* [Task requirements]: Would you transcribe the whole listing exactly, minus its pictures?

(Dataset listings of figures)
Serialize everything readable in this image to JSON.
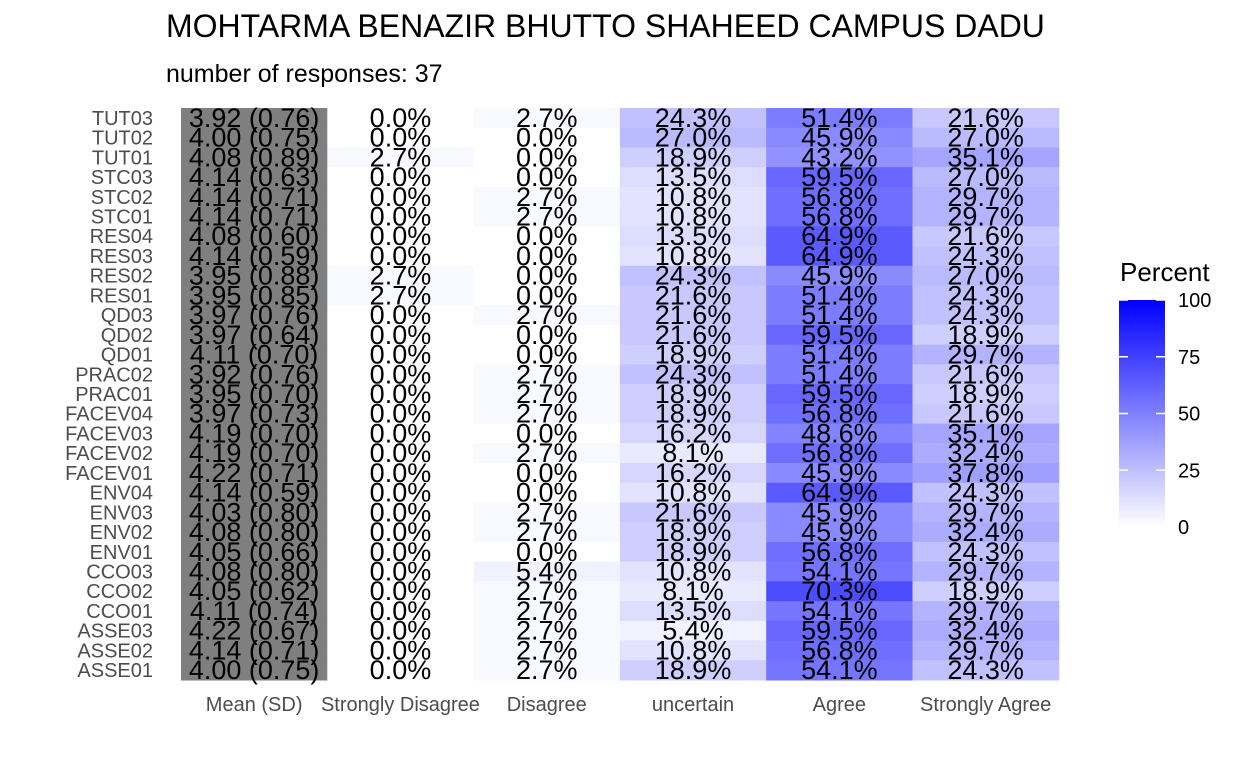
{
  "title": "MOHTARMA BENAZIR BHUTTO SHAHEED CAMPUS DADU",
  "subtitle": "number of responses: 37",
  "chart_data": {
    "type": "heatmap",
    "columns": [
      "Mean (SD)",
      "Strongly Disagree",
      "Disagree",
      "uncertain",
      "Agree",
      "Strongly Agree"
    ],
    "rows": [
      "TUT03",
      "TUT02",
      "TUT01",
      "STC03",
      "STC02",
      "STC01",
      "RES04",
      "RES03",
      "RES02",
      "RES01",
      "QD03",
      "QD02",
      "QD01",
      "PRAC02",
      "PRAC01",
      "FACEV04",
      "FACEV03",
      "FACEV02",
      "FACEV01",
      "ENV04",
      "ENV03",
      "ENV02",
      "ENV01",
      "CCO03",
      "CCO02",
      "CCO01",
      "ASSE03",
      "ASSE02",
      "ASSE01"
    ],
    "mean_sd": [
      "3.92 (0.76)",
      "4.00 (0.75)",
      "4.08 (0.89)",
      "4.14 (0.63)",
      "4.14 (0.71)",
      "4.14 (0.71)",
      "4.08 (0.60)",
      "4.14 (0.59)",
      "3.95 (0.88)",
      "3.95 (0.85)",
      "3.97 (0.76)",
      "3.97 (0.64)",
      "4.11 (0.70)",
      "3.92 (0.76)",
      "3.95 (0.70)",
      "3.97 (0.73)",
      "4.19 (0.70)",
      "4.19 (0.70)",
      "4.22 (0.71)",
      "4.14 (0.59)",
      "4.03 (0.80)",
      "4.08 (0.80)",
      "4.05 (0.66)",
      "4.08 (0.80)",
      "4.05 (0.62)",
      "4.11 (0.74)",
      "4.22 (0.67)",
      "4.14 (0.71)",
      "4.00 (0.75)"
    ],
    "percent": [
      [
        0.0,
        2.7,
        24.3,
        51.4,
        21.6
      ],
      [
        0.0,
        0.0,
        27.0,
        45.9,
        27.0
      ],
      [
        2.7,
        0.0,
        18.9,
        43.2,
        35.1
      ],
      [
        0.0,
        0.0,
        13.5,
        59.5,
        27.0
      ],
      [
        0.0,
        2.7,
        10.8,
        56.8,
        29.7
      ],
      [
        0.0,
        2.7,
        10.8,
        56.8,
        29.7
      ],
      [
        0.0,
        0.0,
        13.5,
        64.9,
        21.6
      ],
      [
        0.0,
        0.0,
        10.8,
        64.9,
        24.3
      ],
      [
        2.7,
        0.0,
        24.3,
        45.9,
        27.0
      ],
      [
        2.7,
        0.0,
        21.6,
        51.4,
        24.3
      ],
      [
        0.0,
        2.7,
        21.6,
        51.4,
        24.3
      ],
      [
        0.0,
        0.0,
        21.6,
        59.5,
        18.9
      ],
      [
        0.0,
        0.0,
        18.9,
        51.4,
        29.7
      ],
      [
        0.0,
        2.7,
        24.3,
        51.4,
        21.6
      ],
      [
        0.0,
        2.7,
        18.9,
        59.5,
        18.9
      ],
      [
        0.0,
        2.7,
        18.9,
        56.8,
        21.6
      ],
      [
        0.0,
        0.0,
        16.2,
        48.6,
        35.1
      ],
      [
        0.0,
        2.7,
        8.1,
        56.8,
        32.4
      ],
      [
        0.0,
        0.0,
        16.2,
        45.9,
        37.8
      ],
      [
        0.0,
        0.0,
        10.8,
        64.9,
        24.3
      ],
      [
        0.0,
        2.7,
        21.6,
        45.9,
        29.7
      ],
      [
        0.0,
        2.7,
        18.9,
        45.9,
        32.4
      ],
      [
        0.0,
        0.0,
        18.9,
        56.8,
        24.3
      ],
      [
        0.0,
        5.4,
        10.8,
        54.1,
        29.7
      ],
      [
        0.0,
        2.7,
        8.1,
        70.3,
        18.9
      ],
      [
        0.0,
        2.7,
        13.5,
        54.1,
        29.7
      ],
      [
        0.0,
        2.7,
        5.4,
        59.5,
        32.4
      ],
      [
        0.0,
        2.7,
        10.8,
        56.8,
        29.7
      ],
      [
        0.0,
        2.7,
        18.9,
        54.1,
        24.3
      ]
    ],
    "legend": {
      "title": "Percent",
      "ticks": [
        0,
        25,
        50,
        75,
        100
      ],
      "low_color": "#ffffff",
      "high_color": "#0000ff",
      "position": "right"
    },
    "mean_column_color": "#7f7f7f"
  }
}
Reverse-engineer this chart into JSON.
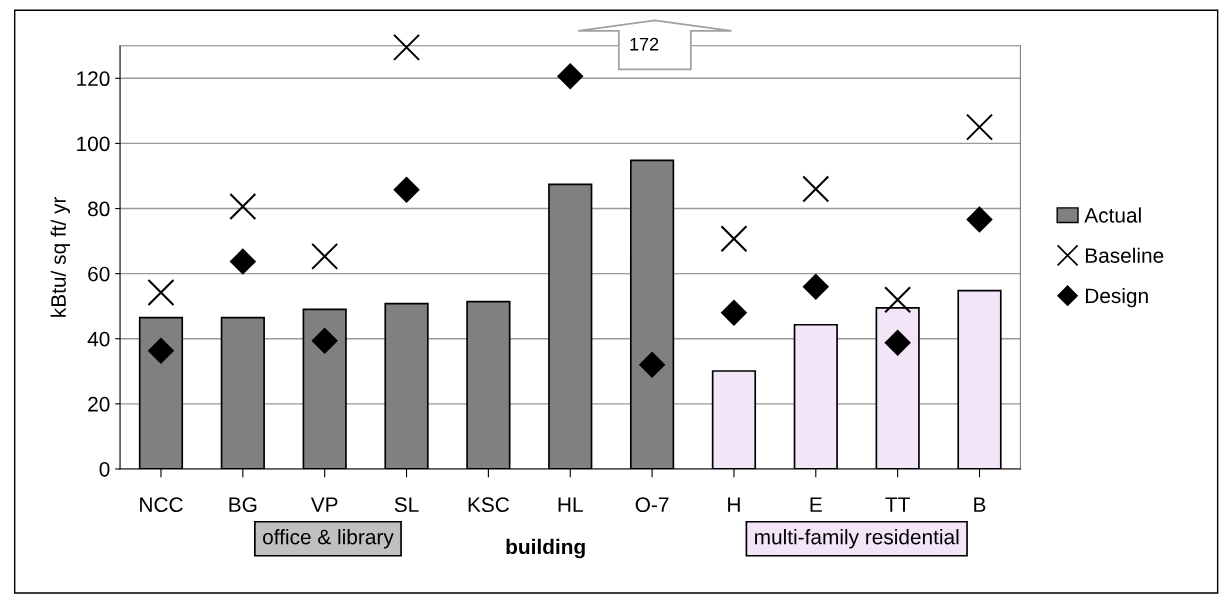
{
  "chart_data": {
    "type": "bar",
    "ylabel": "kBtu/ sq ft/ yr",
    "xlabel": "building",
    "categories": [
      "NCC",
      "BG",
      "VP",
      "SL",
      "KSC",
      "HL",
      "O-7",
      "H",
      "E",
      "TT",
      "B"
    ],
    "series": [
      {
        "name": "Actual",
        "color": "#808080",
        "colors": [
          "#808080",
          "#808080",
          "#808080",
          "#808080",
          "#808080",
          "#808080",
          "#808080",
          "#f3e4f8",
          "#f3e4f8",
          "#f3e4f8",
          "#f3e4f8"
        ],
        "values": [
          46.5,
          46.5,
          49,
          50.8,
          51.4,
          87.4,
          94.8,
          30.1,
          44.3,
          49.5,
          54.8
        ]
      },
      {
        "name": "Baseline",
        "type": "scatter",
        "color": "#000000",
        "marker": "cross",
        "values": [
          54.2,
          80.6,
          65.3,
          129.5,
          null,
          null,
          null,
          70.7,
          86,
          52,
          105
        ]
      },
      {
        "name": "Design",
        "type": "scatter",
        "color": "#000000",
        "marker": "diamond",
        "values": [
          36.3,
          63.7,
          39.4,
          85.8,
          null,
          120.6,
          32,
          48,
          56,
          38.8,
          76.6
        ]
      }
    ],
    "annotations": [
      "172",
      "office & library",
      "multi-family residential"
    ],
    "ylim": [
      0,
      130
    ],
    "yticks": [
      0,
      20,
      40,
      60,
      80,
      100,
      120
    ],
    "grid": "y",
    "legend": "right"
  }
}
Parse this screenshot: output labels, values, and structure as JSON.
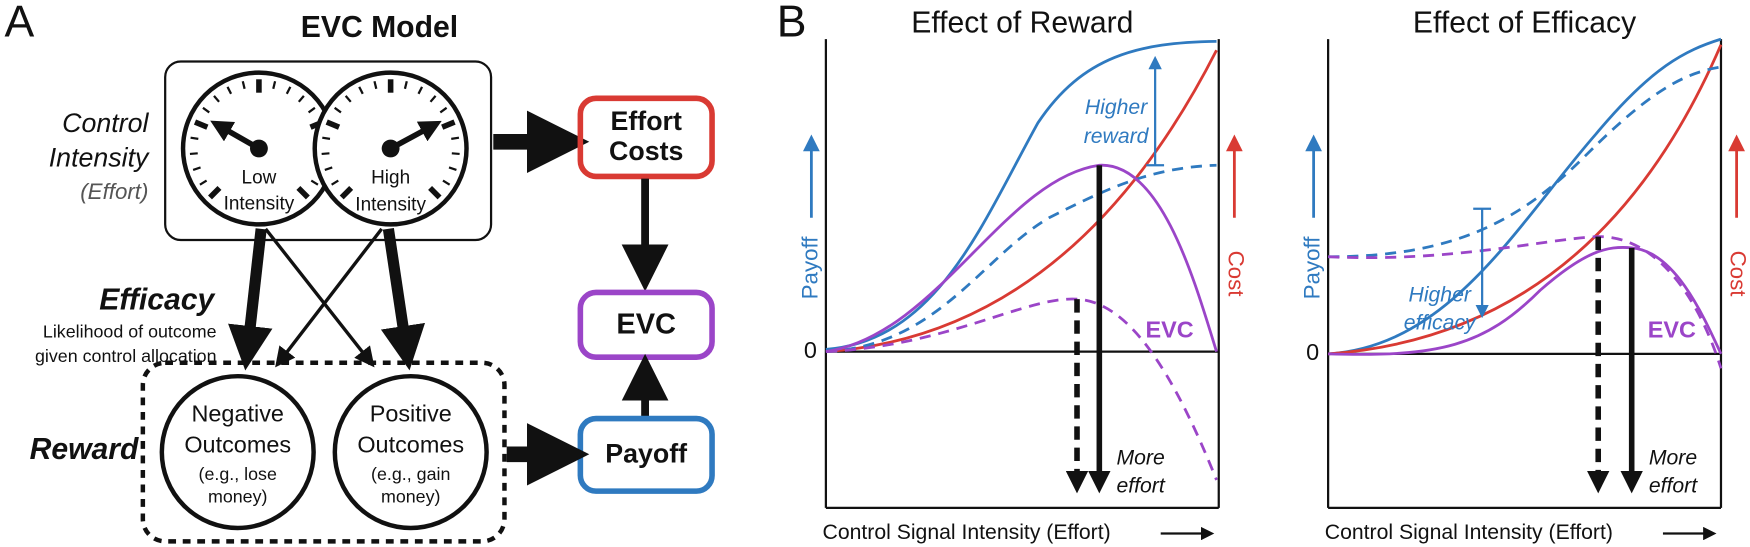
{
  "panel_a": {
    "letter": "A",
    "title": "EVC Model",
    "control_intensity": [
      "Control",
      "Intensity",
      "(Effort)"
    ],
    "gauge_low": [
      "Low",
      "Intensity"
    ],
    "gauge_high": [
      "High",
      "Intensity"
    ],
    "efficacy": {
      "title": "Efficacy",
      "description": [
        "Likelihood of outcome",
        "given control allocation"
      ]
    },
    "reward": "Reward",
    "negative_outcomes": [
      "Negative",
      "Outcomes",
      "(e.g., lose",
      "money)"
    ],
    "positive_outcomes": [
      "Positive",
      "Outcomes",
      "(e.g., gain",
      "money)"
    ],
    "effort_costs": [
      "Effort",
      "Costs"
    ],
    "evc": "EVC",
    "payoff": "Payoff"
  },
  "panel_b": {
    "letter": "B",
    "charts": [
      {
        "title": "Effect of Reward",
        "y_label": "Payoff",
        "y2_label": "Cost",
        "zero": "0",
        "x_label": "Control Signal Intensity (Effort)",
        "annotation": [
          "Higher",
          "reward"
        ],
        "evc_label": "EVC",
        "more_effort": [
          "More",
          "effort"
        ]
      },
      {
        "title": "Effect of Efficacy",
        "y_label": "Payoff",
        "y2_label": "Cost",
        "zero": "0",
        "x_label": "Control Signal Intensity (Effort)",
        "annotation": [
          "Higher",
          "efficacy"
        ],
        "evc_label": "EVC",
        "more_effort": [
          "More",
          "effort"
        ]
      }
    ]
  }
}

* [Result of the task]:
Serialize everything readable in this image to JSON.
{
  "title": "MOHTARMA BENAZIR BHUTTO SHAHEED CAMPUS DADU",
  "subtitle": "number of responses: 37",
  "chart_data": {
    "type": "heatmap",
    "columns": [
      "Mean (SD)",
      "Strongly Disagree",
      "Disagree",
      "uncertain",
      "Agree",
      "Strongly Agree"
    ],
    "rows": [
      "TUT03",
      "TUT02",
      "TUT01",
      "STC03",
      "STC02",
      "STC01",
      "RES04",
      "RES03",
      "RES02",
      "RES01",
      "QD03",
      "QD02",
      "QD01",
      "PRAC02",
      "PRAC01",
      "FACEV04",
      "FACEV03",
      "FACEV02",
      "FACEV01",
      "ENV04",
      "ENV03",
      "ENV02",
      "ENV01",
      "CCO03",
      "CCO02",
      "CCO01",
      "ASSE03",
      "ASSE02",
      "ASSE01"
    ],
    "mean_sd": [
      "3.92 (0.76)",
      "4.00 (0.75)",
      "4.08 (0.89)",
      "4.14 (0.63)",
      "4.14 (0.71)",
      "4.14 (0.71)",
      "4.08 (0.60)",
      "4.14 (0.59)",
      "3.95 (0.88)",
      "3.95 (0.85)",
      "3.97 (0.76)",
      "3.97 (0.64)",
      "4.11 (0.70)",
      "3.92 (0.76)",
      "3.95 (0.70)",
      "3.97 (0.73)",
      "4.19 (0.70)",
      "4.19 (0.70)",
      "4.22 (0.71)",
      "4.14 (0.59)",
      "4.03 (0.80)",
      "4.08 (0.80)",
      "4.05 (0.66)",
      "4.08 (0.80)",
      "4.05 (0.62)",
      "4.11 (0.74)",
      "4.22 (0.67)",
      "4.14 (0.71)",
      "4.00 (0.75)"
    ],
    "percent": [
      [
        0.0,
        2.7,
        24.3,
        51.4,
        21.6
      ],
      [
        0.0,
        0.0,
        27.0,
        45.9,
        27.0
      ],
      [
        2.7,
        0.0,
        18.9,
        43.2,
        35.1
      ],
      [
        0.0,
        0.0,
        13.5,
        59.5,
        27.0
      ],
      [
        0.0,
        2.7,
        10.8,
        56.8,
        29.7
      ],
      [
        0.0,
        2.7,
        10.8,
        56.8,
        29.7
      ],
      [
        0.0,
        0.0,
        13.5,
        64.9,
        21.6
      ],
      [
        0.0,
        0.0,
        10.8,
        64.9,
        24.3
      ],
      [
        2.7,
        0.0,
        24.3,
        45.9,
        27.0
      ],
      [
        2.7,
        0.0,
        21.6,
        51.4,
        24.3
      ],
      [
        0.0,
        2.7,
        21.6,
        51.4,
        24.3
      ],
      [
        0.0,
        0.0,
        21.6,
        59.5,
        18.9
      ],
      [
        0.0,
        0.0,
        18.9,
        51.4,
        29.7
      ],
      [
        0.0,
        2.7,
        24.3,
        51.4,
        21.6
      ],
      [
        0.0,
        2.7,
        18.9,
        59.5,
        18.9
      ],
      [
        0.0,
        2.7,
        18.9,
        56.8,
        21.6
      ],
      [
        0.0,
        0.0,
        16.2,
        48.6,
        35.1
      ],
      [
        0.0,
        2.7,
        8.1,
        56.8,
        32.4
      ],
      [
        0.0,
        0.0,
        16.2,
        45.9,
        37.8
      ],
      [
        0.0,
        0.0,
        10.8,
        64.9,
        24.3
      ],
      [
        0.0,
        2.7,
        21.6,
        45.9,
        29.7
      ],
      [
        0.0,
        2.7,
        18.9,
        45.9,
        32.4
      ],
      [
        0.0,
        0.0,
        18.9,
        56.8,
        24.3
      ],
      [
        0.0,
        5.4,
        10.8,
        54.1,
        29.7
      ],
      [
        0.0,
        2.7,
        8.1,
        70.3,
        18.9
      ],
      [
        0.0,
        2.7,
        13.5,
        54.1,
        29.7
      ],
      [
        0.0,
        2.7,
        5.4,
        59.5,
        32.4
      ],
      [
        0.0,
        2.7,
        10.8,
        56.8,
        29.7
      ],
      [
        0.0,
        2.7,
        18.9,
        54.1,
        24.3
      ]
    ],
    "legend": {
      "title": "Percent",
      "ticks": [
        0,
        25,
        50,
        75,
        100
      ],
      "low_color": "#ffffff",
      "high_color": "#0000ff",
      "position": "right"
    },
    "mean_column_color": "#7f7f7f"
  }
}
Reverse-engineer this chart into JSON.
{
  "chart_data": {
    "type": "bar",
    "ylabel": "kBtu/ sq ft/ yr",
    "xlabel": "building",
    "categories": [
      "NCC",
      "BG",
      "VP",
      "SL",
      "KSC",
      "HL",
      "O-7",
      "H",
      "E",
      "TT",
      "B"
    ],
    "series": [
      {
        "name": "Actual",
        "color": "#808080",
        "colors": [
          "#808080",
          "#808080",
          "#808080",
          "#808080",
          "#808080",
          "#808080",
          "#808080",
          "#f3e4f8",
          "#f3e4f8",
          "#f3e4f8",
          "#f3e4f8"
        ],
        "values": [
          46.5,
          46.5,
          49,
          50.8,
          51.4,
          87.4,
          94.8,
          30.1,
          44.3,
          49.5,
          54.8
        ]
      },
      {
        "name": "Baseline",
        "type": "scatter",
        "color": "#000000",
        "marker": "cross",
        "values": [
          54.2,
          80.6,
          65.3,
          129.5,
          null,
          null,
          null,
          70.7,
          86,
          52,
          105
        ]
      },
      {
        "name": "Design",
        "type": "scatter",
        "color": "#000000",
        "marker": "diamond",
        "values": [
          36.3,
          63.7,
          39.4,
          85.8,
          null,
          120.6,
          32,
          48,
          56,
          38.8,
          76.6
        ]
      }
    ],
    "annotations": [
      "172",
      "office & library",
      "multi-family residential"
    ],
    "ylim": [
      0,
      130
    ],
    "yticks": [
      0,
      20,
      40,
      60,
      80,
      100,
      120
    ],
    "grid": "y",
    "legend": "right"
  }
}
Parse this screenshot: output labels, values, and structure as JSON.
{
  "panel_a": {
    "letter": "A",
    "title": "EVC Model",
    "control_intensity": [
      "Control",
      "Intensity",
      "(Effort)"
    ],
    "gauge_low": [
      "Low",
      "Intensity"
    ],
    "gauge_high": [
      "High",
      "Intensity"
    ],
    "efficacy": {
      "title": "Efficacy",
      "description": [
        "Likelihood of outcome",
        "given control allocation"
      ]
    },
    "reward": "Reward",
    "negative_outcomes": [
      "Negative",
      "Outcomes",
      "(e.g., lose",
      "money)"
    ],
    "positive_outcomes": [
      "Positive",
      "Outcomes",
      "(e.g., gain",
      "money)"
    ],
    "effort_costs": [
      "Effort",
      "Costs"
    ],
    "evc": "EVC",
    "payoff": "Payoff"
  },
  "panel_b": {
    "letter": "B",
    "charts": [
      {
        "title": "Effect of Reward",
        "y_label": "Payoff",
        "y2_label": "Cost",
        "zero": "0",
        "x_label": "Control Signal Intensity (Effort)",
        "annotation": [
          "Higher",
          "reward"
        ],
        "evc_label": "EVC",
        "more_effort": [
          "More",
          "effort"
        ]
      },
      {
        "title": "Effect of Efficacy",
        "y_label": "Payoff",
        "y2_label": "Cost",
        "zero": "0",
        "x_label": "Control Signal Intensity (Effort)",
        "annotation": [
          "Higher",
          "efficacy"
        ],
        "evc_label": "EVC",
        "more_effort": [
          "More",
          "effort"
        ]
      }
    ]
  }
}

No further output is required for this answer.